=== RECORD EXCERPTS ===
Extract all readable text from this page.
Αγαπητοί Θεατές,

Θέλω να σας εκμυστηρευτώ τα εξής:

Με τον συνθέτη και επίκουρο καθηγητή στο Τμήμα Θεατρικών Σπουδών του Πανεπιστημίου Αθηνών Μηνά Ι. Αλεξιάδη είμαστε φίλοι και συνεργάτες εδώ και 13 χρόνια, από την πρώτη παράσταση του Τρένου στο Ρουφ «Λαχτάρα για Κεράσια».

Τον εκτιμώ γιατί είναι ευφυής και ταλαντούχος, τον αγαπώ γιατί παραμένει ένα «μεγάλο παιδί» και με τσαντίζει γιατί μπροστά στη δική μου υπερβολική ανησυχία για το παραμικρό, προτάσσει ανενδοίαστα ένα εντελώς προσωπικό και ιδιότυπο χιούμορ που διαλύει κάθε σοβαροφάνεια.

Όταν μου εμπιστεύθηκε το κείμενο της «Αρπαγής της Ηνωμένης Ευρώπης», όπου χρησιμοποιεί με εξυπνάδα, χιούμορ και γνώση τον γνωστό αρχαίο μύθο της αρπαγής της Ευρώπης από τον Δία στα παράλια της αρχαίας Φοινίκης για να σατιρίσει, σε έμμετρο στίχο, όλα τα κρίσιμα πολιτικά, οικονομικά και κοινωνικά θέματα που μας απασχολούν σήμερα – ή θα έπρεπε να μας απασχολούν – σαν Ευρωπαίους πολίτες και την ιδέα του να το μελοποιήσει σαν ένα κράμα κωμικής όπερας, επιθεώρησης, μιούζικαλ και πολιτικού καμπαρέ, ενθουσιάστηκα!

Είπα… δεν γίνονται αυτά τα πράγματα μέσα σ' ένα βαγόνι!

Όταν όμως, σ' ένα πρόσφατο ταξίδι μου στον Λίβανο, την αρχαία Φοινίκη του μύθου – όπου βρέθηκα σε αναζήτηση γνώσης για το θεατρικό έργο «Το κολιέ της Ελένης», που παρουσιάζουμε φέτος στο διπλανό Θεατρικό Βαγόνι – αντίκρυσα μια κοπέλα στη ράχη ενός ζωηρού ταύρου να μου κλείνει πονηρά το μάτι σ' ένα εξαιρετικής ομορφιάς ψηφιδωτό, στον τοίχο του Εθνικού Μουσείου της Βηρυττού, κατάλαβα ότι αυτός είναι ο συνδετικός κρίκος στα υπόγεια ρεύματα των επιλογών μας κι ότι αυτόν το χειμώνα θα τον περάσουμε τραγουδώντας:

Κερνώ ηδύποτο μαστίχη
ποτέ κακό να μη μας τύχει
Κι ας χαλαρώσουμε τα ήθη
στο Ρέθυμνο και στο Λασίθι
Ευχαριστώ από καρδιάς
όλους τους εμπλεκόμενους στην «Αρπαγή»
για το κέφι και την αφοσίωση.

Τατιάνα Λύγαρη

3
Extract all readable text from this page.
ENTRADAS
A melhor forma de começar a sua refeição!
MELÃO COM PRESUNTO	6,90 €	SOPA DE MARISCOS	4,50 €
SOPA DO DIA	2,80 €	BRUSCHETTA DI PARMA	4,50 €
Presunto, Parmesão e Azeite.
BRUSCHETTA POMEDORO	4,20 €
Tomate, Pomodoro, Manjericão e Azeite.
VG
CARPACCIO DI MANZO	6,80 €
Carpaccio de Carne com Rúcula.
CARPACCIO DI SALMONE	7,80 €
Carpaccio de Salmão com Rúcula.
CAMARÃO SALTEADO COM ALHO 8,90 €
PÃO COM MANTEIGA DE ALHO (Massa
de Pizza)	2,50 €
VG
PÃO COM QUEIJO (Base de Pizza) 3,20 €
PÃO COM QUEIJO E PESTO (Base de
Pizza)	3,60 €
===
## [YOUR OBJECTIVE]
Copy out every line in the listing where the word "BRUSCHETTA" appears.

## [REPLY TO THE TASK]
SOPA DO DIA	2,80 €	BRUSCHETTA DI PARMA	4,50 €
BRUSCHETTA POMEDORO	4,20 €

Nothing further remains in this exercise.